* [PROBLEM STATEMENT]: Output the material beneath this task exactly, images excluded.

* [GIVEN RECORDS]:
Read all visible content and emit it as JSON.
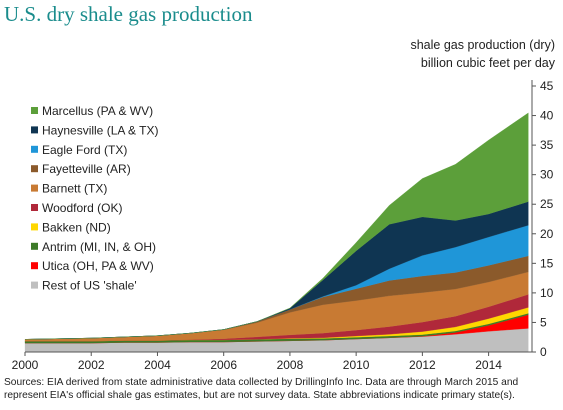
{
  "chart_data": {
    "type": "area",
    "stacked": true,
    "title": "U.S. dry shale gas production",
    "unit_line1": "shale gas production (dry)",
    "unit_line2": "billion cubic feet per day",
    "ylim": [
      0,
      45
    ],
    "yticks": [
      0,
      5,
      10,
      15,
      20,
      25,
      30,
      35,
      40,
      45
    ],
    "y_axis_position": "right",
    "xlim": [
      2000,
      2015.25
    ],
    "xticks": [
      2000,
      2002,
      2004,
      2006,
      2008,
      2010,
      2012,
      2014
    ],
    "grid": false,
    "legend_position": "left",
    "x": [
      2000,
      2001,
      2002,
      2003,
      2004,
      2005,
      2006,
      2007,
      2008,
      2009,
      2010,
      2011,
      2012,
      2013,
      2014,
      2015.2
    ],
    "series": [
      {
        "name": "Rest of US 'shale'",
        "color": "#bfbfbf",
        "values": [
          1.5,
          1.5,
          1.5,
          1.6,
          1.6,
          1.7,
          1.7,
          1.8,
          1.9,
          2.0,
          2.2,
          2.4,
          2.6,
          3.0,
          3.5,
          4.0
        ]
      },
      {
        "name": "Utica (OH, PA & WV)",
        "color": "#ff0000",
        "values": [
          0,
          0,
          0,
          0,
          0,
          0,
          0,
          0,
          0,
          0,
          0,
          0,
          0.05,
          0.3,
          1.0,
          2.3
        ]
      },
      {
        "name": "Antrim (MI, IN, & OH)",
        "color": "#3d7a28",
        "values": [
          0.35,
          0.35,
          0.35,
          0.35,
          0.35,
          0.35,
          0.35,
          0.35,
          0.35,
          0.3,
          0.3,
          0.3,
          0.3,
          0.25,
          0.25,
          0.25
        ]
      },
      {
        "name": "Bakken (ND)",
        "color": "#ffd700",
        "values": [
          0,
          0,
          0,
          0,
          0,
          0,
          0,
          0,
          0.05,
          0.1,
          0.2,
          0.3,
          0.5,
          0.7,
          0.9,
          1.0
        ]
      },
      {
        "name": "Woodford (OK)",
        "color": "#b0283a",
        "values": [
          0,
          0,
          0,
          0,
          0,
          0.05,
          0.2,
          0.4,
          0.6,
          0.8,
          1.0,
          1.3,
          1.6,
          1.8,
          2.0,
          2.2
        ]
      },
      {
        "name": "Barnett (TX)",
        "color": "#c87a33",
        "values": [
          0.3,
          0.4,
          0.5,
          0.6,
          0.8,
          1.1,
          1.5,
          2.4,
          3.8,
          4.8,
          5.0,
          5.2,
          5.0,
          4.6,
          4.2,
          3.8
        ]
      },
      {
        "name": "Fayetteville (AR)",
        "color": "#8b5a2b",
        "values": [
          0,
          0,
          0,
          0,
          0,
          0,
          0.05,
          0.2,
          0.5,
          1.3,
          2.0,
          2.6,
          2.8,
          2.8,
          2.8,
          2.7
        ]
      },
      {
        "name": "Eagle Ford (TX)",
        "color": "#1f96d8",
        "values": [
          0,
          0,
          0,
          0,
          0,
          0,
          0,
          0,
          0,
          0.1,
          0.6,
          2.0,
          3.5,
          4.3,
          4.8,
          5.2
        ]
      },
      {
        "name": "Haynesville (LA & TX)",
        "color": "#0f3552",
        "values": [
          0,
          0,
          0,
          0,
          0,
          0,
          0,
          0,
          0.2,
          2.8,
          5.8,
          7.5,
          6.5,
          4.5,
          3.9,
          4.0
        ]
      },
      {
        "name": "Marcellus (PA & WV)",
        "color": "#5c9f3a",
        "values": [
          0,
          0,
          0,
          0,
          0,
          0,
          0,
          0,
          0.05,
          0.3,
          1.4,
          3.2,
          6.5,
          9.5,
          12.5,
          15.0
        ]
      }
    ],
    "source": "Sources: EIA derived from state administrative data collected by DrillingInfo Inc. Data are through March 2015 and represent EIA's official shale gas estimates, but are not survey data. State abbreviations indicate primary state(s)."
  }
}
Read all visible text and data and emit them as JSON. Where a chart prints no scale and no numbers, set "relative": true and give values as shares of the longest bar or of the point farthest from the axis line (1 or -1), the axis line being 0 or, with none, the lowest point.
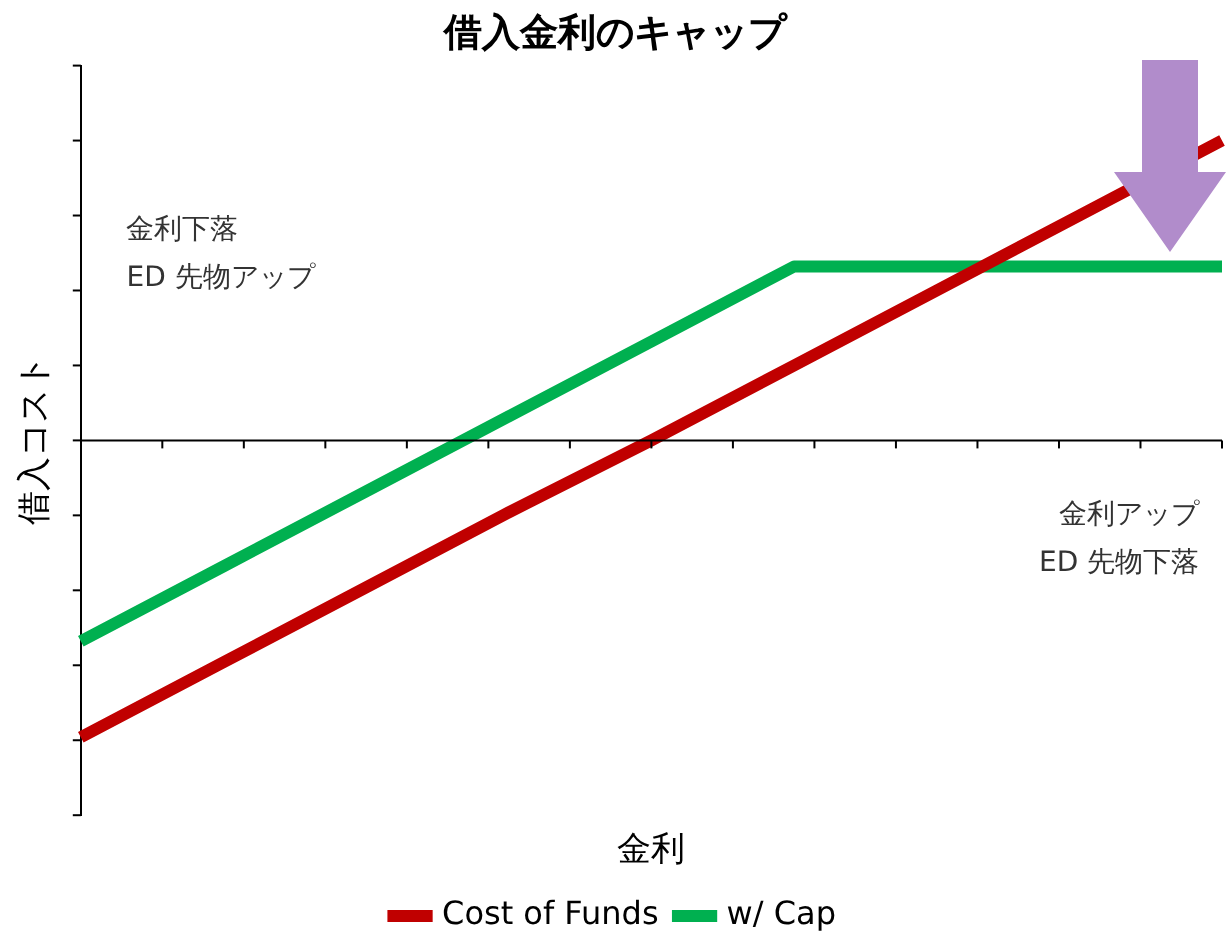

* [CORRECT OUTPUT]:
Read all visible content and emit it as JSON.
{
  "chart_data": {
    "type": "area",
    "stacked": true,
    "title": "U.S. dry shale gas production",
    "unit_line1": "shale gas production (dry)",
    "unit_line2": "billion cubic feet per day",
    "ylim": [
      0,
      45
    ],
    "yticks": [
      0,
      5,
      10,
      15,
      20,
      25,
      30,
      35,
      40,
      45
    ],
    "y_axis_position": "right",
    "xlim": [
      2000,
      2015.25
    ],
    "xticks": [
      2000,
      2002,
      2004,
      2006,
      2008,
      2010,
      2012,
      2014
    ],
    "grid": false,
    "legend_position": "left",
    "x": [
      2000,
      2001,
      2002,
      2003,
      2004,
      2005,
      2006,
      2007,
      2008,
      2009,
      2010,
      2011,
      2012,
      2013,
      2014,
      2015.2
    ],
    "series": [
      {
        "name": "Rest of US 'shale'",
        "color": "#bfbfbf",
        "values": [
          1.5,
          1.5,
          1.5,
          1.6,
          1.6,
          1.7,
          1.7,
          1.8,
          1.9,
          2.0,
          2.2,
          2.4,
          2.6,
          3.0,
          3.5,
          4.0
        ]
      },
      {
        "name": "Utica (OH, PA & WV)",
        "color": "#ff0000",
        "values": [
          0,
          0,
          0,
          0,
          0,
          0,
          0,
          0,
          0,
          0,
          0,
          0,
          0.05,
          0.3,
          1.0,
          2.3
        ]
      },
      {
        "name": "Antrim (MI, IN, & OH)",
        "color": "#3d7a28",
        "values": [
          0.35,
          0.35,
          0.35,
          0.35,
          0.35,
          0.35,
          0.35,
          0.35,
          0.35,
          0.3,
          0.3,
          0.3,
          0.3,
          0.25,
          0.25,
          0.25
        ]
      },
      {
        "name": "Bakken (ND)",
        "color": "#ffd700",
        "values": [
          0,
          0,
          0,
          0,
          0,
          0,
          0,
          0,
          0.05,
          0.1,
          0.2,
          0.3,
          0.5,
          0.7,
          0.9,
          1.0
        ]
      },
      {
        "name": "Woodford (OK)",
        "color": "#b0283a",
        "values": [
          0,
          0,
          0,
          0,
          0,
          0.05,
          0.2,
          0.4,
          0.6,
          0.8,
          1.0,
          1.3,
          1.6,
          1.8,
          2.0,
          2.2
        ]
      },
      {
        "name": "Barnett (TX)",
        "color": "#c87a33",
        "values": [
          0.3,
          0.4,
          0.5,
          0.6,
          0.8,
          1.1,
          1.5,
          2.4,
          3.8,
          4.8,
          5.0,
          5.2,
          5.0,
          4.6,
          4.2,
          3.8
        ]
      },
      {
        "name": "Fayetteville (AR)",
        "color": "#8b5a2b",
        "values": [
          0,
          0,
          0,
          0,
          0,
          0,
          0.05,
          0.2,
          0.5,
          1.3,
          2.0,
          2.6,
          2.8,
          2.8,
          2.8,
          2.7
        ]
      },
      {
        "name": "Eagle Ford (TX)",
        "color": "#1f96d8",
        "values": [
          0,
          0,
          0,
          0,
          0,
          0,
          0,
          0,
          0,
          0.1,
          0.6,
          2.0,
          3.5,
          4.3,
          4.8,
          5.2
        ]
      },
      {
        "name": "Haynesville (LA & TX)",
        "color": "#0f3552",
        "values": [
          0,
          0,
          0,
          0,
          0,
          0,
          0,
          0,
          0.2,
          2.8,
          5.8,
          7.5,
          6.5,
          4.5,
          3.9,
          4.0
        ]
      },
      {
        "name": "Marcellus (PA & WV)",
        "color": "#5c9f3a",
        "values": [
          0,
          0,
          0,
          0,
          0,
          0,
          0,
          0,
          0.05,
          0.3,
          1.4,
          3.2,
          6.5,
          9.5,
          12.5,
          15.0
        ]
      }
    ],
    "source": "Sources: EIA derived from state administrative data collected by DrillingInfo Inc. Data are through March 2015 and represent EIA's official shale gas estimates, but are not survey data. State abbreviations indicate primary state(s)."
  }
}
Read all visible text and data and emit them as JSON. Where a chart prints no scale and no numbers, set "relative": true and give values as shares of the longest bar or of the point farthest from the axis line (1 or -1), the axis line being 0 or, with none, the lowest point.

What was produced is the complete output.